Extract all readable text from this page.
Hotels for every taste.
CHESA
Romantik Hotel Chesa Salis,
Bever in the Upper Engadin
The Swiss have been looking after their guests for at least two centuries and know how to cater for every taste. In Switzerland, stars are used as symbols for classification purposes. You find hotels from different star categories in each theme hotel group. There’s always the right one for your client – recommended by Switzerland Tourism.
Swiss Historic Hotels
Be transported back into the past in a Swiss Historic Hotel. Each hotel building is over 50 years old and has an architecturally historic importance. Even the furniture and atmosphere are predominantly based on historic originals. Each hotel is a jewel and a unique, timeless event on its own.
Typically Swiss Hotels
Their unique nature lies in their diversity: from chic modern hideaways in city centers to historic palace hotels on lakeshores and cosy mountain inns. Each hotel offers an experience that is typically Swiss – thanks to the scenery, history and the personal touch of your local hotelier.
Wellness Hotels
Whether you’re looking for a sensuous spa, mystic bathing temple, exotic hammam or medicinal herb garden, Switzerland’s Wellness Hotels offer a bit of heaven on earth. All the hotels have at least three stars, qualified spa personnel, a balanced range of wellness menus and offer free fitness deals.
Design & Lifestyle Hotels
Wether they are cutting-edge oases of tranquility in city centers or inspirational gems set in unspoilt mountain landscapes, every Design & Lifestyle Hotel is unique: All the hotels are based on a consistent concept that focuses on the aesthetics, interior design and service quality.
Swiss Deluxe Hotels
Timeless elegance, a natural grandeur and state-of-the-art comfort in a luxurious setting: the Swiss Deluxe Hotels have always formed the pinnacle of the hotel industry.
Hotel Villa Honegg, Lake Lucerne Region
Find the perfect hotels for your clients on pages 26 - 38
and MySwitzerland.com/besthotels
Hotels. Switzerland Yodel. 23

[Exercise directions]:
Copy all data exactly, start to finish.

[Completed task]:
Extract all readable text from this page.
Hotels for every taste.
CHESA
Romantik Hotel Chesa Salis,
Bever in the Upper Engadin
The Swiss have been looking after their guests for at least two centuries and know how to cater for every taste. In Switzerland, stars are used as symbols for classification purposes. You find hotels from different star categories in each theme hotel group. There’s always the right one for your client – recommended by Switzerland Tourism.
Swiss Historic Hotels
Be transported back into the past in a Swiss Historic Hotel. Each hotel building is over 50 years old and has an architecturally historic importance. Even the furniture and atmosphere are predominantly based on historic originals. Each hotel is a jewel and a unique, timeless event on its own.
Typically Swiss Hotels
Their unique nature lies in their diversity: from chic modern hideaways in city centers to historic palace hotels on lakeshores and cosy mountain inns. Each hotel offers an experience that is typically Swiss – thanks to the scenery, history and the personal touch of your local hotelier.
Wellness Hotels
Whether you’re looking for a sensuous spa, mystic bathing temple, exotic hammam or medicinal herb garden, Switzerland’s Wellness Hotels offer a bit of heaven on earth. All the hotels have at least three stars, qualified spa personnel, a balanced range of wellness menus and offer free fitness deals.
Design & Lifestyle Hotels
Wether they are cutting-edge oases of tranquility in city centers or inspirational gems set in unspoilt mountain landscapes, every Design & Lifestyle Hotel is unique: All the hotels are based on a consistent concept that focuses on the aesthetics, interior design and service quality.
Swiss Deluxe Hotels
Timeless elegance, a natural grandeur and state-of-the-art comfort in a luxurious setting: the Swiss Deluxe Hotels have always formed the pinnacle of the hotel industry.
Hotel Villa Honegg, Lake Lucerne Region
Find the perfect hotels for your clients on pages 26 - 38
and MySwitzerland.com/besthotels
Hotels. Switzerland Yodel. 23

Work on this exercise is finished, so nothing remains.